DATA FOR THIS EXERCISE
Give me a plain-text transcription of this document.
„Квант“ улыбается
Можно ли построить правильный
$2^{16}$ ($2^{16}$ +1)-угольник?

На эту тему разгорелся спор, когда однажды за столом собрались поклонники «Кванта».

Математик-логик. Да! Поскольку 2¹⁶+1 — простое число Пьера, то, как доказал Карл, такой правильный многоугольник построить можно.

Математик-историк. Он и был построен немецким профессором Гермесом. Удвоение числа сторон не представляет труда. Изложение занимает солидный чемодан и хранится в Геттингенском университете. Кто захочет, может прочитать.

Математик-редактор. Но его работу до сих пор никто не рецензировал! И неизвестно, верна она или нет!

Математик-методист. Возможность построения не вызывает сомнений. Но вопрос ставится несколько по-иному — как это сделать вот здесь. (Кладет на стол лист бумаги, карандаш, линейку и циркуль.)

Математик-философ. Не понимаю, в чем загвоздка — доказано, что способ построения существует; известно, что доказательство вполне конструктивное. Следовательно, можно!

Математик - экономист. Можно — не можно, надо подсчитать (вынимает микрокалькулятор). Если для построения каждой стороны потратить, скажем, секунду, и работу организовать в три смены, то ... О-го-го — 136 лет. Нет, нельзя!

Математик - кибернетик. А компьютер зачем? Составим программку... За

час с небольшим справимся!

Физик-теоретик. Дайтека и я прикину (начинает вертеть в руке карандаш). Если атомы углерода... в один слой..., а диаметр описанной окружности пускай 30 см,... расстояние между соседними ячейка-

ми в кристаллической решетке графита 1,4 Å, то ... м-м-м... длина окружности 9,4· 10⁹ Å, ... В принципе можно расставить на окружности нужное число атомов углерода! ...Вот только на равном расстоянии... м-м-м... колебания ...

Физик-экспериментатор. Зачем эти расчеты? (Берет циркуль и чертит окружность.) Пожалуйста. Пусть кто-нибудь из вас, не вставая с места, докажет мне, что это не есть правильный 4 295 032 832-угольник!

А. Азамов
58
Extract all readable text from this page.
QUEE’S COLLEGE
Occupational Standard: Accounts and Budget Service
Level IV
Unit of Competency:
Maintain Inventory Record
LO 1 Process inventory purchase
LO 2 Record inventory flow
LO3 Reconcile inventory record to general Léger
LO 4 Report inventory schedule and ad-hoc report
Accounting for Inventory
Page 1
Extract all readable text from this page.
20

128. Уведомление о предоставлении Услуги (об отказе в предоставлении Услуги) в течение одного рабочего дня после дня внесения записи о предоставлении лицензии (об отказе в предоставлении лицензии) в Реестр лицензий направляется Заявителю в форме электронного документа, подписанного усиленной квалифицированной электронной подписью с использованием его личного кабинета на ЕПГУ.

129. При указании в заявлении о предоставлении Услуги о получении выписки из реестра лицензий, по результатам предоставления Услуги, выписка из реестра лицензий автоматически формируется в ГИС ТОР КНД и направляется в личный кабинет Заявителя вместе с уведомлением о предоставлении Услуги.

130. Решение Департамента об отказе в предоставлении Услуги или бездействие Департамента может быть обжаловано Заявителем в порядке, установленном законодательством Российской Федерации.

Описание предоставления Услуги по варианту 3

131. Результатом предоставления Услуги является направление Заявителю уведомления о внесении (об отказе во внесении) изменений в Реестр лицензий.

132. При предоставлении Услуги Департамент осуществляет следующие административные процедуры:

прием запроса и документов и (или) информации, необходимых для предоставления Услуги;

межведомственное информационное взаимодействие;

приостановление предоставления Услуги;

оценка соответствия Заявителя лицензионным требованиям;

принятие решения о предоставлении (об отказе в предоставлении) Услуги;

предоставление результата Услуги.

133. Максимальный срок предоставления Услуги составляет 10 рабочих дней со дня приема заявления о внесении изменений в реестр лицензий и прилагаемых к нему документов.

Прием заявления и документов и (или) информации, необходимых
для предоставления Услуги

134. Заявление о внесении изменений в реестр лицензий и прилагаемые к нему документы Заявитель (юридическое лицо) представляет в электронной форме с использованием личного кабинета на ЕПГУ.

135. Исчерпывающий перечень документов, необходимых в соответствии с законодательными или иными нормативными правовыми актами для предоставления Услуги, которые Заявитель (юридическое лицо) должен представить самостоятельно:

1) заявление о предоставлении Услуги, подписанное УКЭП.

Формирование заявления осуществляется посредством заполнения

TASK INSTRUCTIONS
Copy all the records above exactly, missing none.

WRITTEN SOLUTION
Give me a plain-text transcription of this document.
„Квант“ улыбается
Можно ли построить правильный
$2^{16}$ ($2^{16}$ +1)-угольник?

На эту тему разгорелся спор, когда однажды за столом собрались поклонники «Кванта».

Математик-логик. Да! Поскольку 2¹⁶+1 — простое число Пьера, то, как доказал Карл, такой правильный многоугольник построить можно.

Математик-историк. Он и был построен немецким профессором Гермесом. Удвоение числа сторон не представляет труда. Изложение занимает солидный чемодан и хранится в Геттингенском университете. Кто захочет, может прочитать.

Математик-редактор. Но его работу до сих пор никто не рецензировал! И неизвестно, верна она или нет!

Математик-методист. Возможность построения не вызывает сомнений. Но вопрос ставится несколько по-иному — как это сделать вот здесь. (Кладет на стол лист бумаги, карандаш, линейку и циркуль.)

Математик-философ. Не понимаю, в чем загвоздка — доказано, что способ построения существует; известно, что доказательство вполне конструктивное. Следовательно, можно!

Математик - экономист. Можно — не можно, надо подсчитать (вынимает микрокалькулятор). Если для построения каждой стороны потратить, скажем, секунду, и работу организовать в три смены, то ... О-го-го — 136 лет. Нет, нельзя!

Математик - кибернетик. А компьютер зачем? Составим программку... За

час с небольшим справимся!

Физик-теоретик. Дайтека и я прикину (начинает вертеть в руке карандаш). Если атомы углерода... в один слой..., а диаметр описанной окружности пускай 30 см,... расстояние между соседними ячейка-

ми в кристаллической решетке графита 1,4 Å, то ... м-м-м... длина окружности 9,4· 10⁹ Å, ... В принципе можно расставить на окружности нужное число атомов углерода! ...Вот только на равном расстоянии... м-м-м... колебания ...

Физик-экспериментатор. Зачем эти расчеты? (Берет циркуль и чертит окружность.) Пожалуйста. Пусть кто-нибудь из вас, не вставая с места, докажет мне, что это не есть правильный 4 295 032 832-угольник!

А. Азамов
58
Extract all readable text from this page.
QUEE’S COLLEGE
Occupational Standard: Accounts and Budget Service
Level IV
Unit of Competency:
Maintain Inventory Record
LO 1 Process inventory purchase
LO 2 Record inventory flow
LO3 Reconcile inventory record to general Léger
LO 4 Report inventory schedule and ad-hoc report
Accounting for Inventory
Page 1
Extract all readable text from this page.
20

128. Уведомление о предоставлении Услуги (об отказе в предоставлении Услуги) в течение одного рабочего дня после дня внесения записи о предоставлении лицензии (об отказе в предоставлении лицензии) в Реестр лицензий направляется Заявителю в форме электронного документа, подписанного усиленной квалифицированной электронной подписью с использованием его личного кабинета на ЕПГУ.

129. При указании в заявлении о предоставлении Услуги о получении выписки из реестра лицензий, по результатам предоставления Услуги, выписка из реестра лицензий автоматически формируется в ГИС ТОР КНД и направляется в личный кабинет Заявителя вместе с уведомлением о предоставлении Услуги.

130. Решение Департамента об отказе в предоставлении Услуги или бездействие Департамента может быть обжаловано Заявителем в порядке, установленном законодательством Российской Федерации.

Описание предоставления Услуги по варианту 3

131. Результатом предоставления Услуги является направление Заявителю уведомления о внесении (об отказе во внесении) изменений в Реестр лицензий.

132. При предоставлении Услуги Департамент осуществляет следующие административные процедуры:

прием запроса и документов и (или) информации, необходимых для предоставления Услуги;

межведомственное информационное взаимодействие;

приостановление предоставления Услуги;

оценка соответствия Заявителя лицензионным требованиям;

принятие решения о предоставлении (об отказе в предоставлении) Услуги;

предоставление результата Услуги.

133. Максимальный срок предоставления Услуги составляет 10 рабочих дней со дня приема заявления о внесении изменений в реестр лицензий и прилагаемых к нему документов.

Прием заявления и документов и (или) информации, необходимых
для предоставления Услуги

134. Заявление о внесении изменений в реестр лицензий и прилагаемые к нему документы Заявитель (юридическое лицо) представляет в электронной форме с использованием личного кабинета на ЕПГУ.

135. Исчерпывающий перечень документов, необходимых в соответствии с законодательными или иными нормативными правовыми актами для предоставления Услуги, которые Заявитель (юридическое лицо) должен представить самостоятельно:

1) заявление о предоставлении Услуги, подписанное УКЭП.

Формирование заявления осуществляется посредством заполнения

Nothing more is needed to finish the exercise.